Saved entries

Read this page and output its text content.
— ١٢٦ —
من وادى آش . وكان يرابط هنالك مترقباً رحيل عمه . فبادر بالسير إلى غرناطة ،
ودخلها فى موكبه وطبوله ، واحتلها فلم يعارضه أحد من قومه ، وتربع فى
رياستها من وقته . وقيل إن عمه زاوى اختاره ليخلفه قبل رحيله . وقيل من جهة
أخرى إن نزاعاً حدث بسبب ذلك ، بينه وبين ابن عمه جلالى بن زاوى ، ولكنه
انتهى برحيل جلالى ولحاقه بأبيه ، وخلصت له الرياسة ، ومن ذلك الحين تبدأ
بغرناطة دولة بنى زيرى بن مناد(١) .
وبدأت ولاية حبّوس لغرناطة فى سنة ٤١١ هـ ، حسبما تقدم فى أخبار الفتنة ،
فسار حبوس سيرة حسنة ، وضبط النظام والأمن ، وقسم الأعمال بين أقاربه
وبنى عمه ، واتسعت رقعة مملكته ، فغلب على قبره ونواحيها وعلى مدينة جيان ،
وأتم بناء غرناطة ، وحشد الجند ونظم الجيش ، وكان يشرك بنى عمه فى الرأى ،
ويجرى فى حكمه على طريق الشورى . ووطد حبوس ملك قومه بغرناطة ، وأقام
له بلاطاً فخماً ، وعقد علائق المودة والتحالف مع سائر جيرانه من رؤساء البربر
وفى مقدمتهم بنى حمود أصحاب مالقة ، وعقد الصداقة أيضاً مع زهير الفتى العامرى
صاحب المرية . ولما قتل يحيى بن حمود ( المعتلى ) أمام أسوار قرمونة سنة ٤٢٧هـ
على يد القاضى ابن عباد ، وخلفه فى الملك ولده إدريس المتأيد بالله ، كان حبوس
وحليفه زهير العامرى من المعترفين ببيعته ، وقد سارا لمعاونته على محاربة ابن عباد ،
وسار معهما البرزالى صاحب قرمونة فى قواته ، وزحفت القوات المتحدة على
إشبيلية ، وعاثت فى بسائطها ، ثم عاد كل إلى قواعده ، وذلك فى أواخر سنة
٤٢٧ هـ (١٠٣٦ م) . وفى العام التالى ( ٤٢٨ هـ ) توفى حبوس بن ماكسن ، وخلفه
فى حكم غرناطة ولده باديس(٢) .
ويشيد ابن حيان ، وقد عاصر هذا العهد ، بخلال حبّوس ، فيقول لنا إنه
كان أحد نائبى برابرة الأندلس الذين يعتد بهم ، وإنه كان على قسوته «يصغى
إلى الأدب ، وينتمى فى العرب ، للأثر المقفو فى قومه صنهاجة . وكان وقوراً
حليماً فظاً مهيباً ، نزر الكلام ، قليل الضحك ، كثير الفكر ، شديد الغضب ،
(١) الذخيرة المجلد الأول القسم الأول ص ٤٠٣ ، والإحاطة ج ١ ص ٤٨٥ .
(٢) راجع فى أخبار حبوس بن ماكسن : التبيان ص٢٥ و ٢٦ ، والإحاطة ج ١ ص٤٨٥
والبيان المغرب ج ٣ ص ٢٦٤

- _What is required_:
Return the listing above word for word.

- _Response_:
Read this page and output its text content.
— ١٢٦ —
من وادى آش . وكان يرابط هنالك مترقباً رحيل عمه . فبادر بالسير إلى غرناطة ،
ودخلها فى موكبه وطبوله ، واحتلها فلم يعارضه أحد من قومه ، وتربع فى
رياستها من وقته . وقيل إن عمه زاوى اختاره ليخلفه قبل رحيله . وقيل من جهة
أخرى إن نزاعاً حدث بسبب ذلك ، بينه وبين ابن عمه جلالى بن زاوى ، ولكنه
انتهى برحيل جلالى ولحاقه بأبيه ، وخلصت له الرياسة ، ومن ذلك الحين تبدأ
بغرناطة دولة بنى زيرى بن مناد(١) .
وبدأت ولاية حبّوس لغرناطة فى سنة ٤١١ هـ ، حسبما تقدم فى أخبار الفتنة ،
فسار حبوس سيرة حسنة ، وضبط النظام والأمن ، وقسم الأعمال بين أقاربه
وبنى عمه ، واتسعت رقعة مملكته ، فغلب على قبره ونواحيها وعلى مدينة جيان ،
وأتم بناء غرناطة ، وحشد الجند ونظم الجيش ، وكان يشرك بنى عمه فى الرأى ،
ويجرى فى حكمه على طريق الشورى . ووطد حبوس ملك قومه بغرناطة ، وأقام
له بلاطاً فخماً ، وعقد علائق المودة والتحالف مع سائر جيرانه من رؤساء البربر
وفى مقدمتهم بنى حمود أصحاب مالقة ، وعقد الصداقة أيضاً مع زهير الفتى العامرى
صاحب المرية . ولما قتل يحيى بن حمود ( المعتلى ) أمام أسوار قرمونة سنة ٤٢٧هـ
على يد القاضى ابن عباد ، وخلفه فى الملك ولده إدريس المتأيد بالله ، كان حبوس
وحليفه زهير العامرى من المعترفين ببيعته ، وقد سارا لمعاونته على محاربة ابن عباد ،
وسار معهما البرزالى صاحب قرمونة فى قواته ، وزحفت القوات المتحدة على
إشبيلية ، وعاثت فى بسائطها ، ثم عاد كل إلى قواعده ، وذلك فى أواخر سنة
٤٢٧ هـ (١٠٣٦ م) . وفى العام التالى ( ٤٢٨ هـ ) توفى حبوس بن ماكسن ، وخلفه
فى حكم غرناطة ولده باديس(٢) .
ويشيد ابن حيان ، وقد عاصر هذا العهد ، بخلال حبّوس ، فيقول لنا إنه
كان أحد نائبى برابرة الأندلس الذين يعتد بهم ، وإنه كان على قسوته «يصغى
إلى الأدب ، وينتمى فى العرب ، للأثر المقفو فى قومه صنهاجة . وكان وقوراً
حليماً فظاً مهيباً ، نزر الكلام ، قليل الضحك ، كثير الفكر ، شديد الغضب ،
(١) الذخيرة المجلد الأول القسم الأول ص ٤٠٣ ، والإحاطة ج ١ ص ٤٨٥ .
(٢) راجع فى أخبار حبوس بن ماكسن : التبيان ص٢٥ و ٢٦ ، والإحاطة ج ١ ص٤٨٥
والبيان المغرب ج ٣ ص ٢٦٤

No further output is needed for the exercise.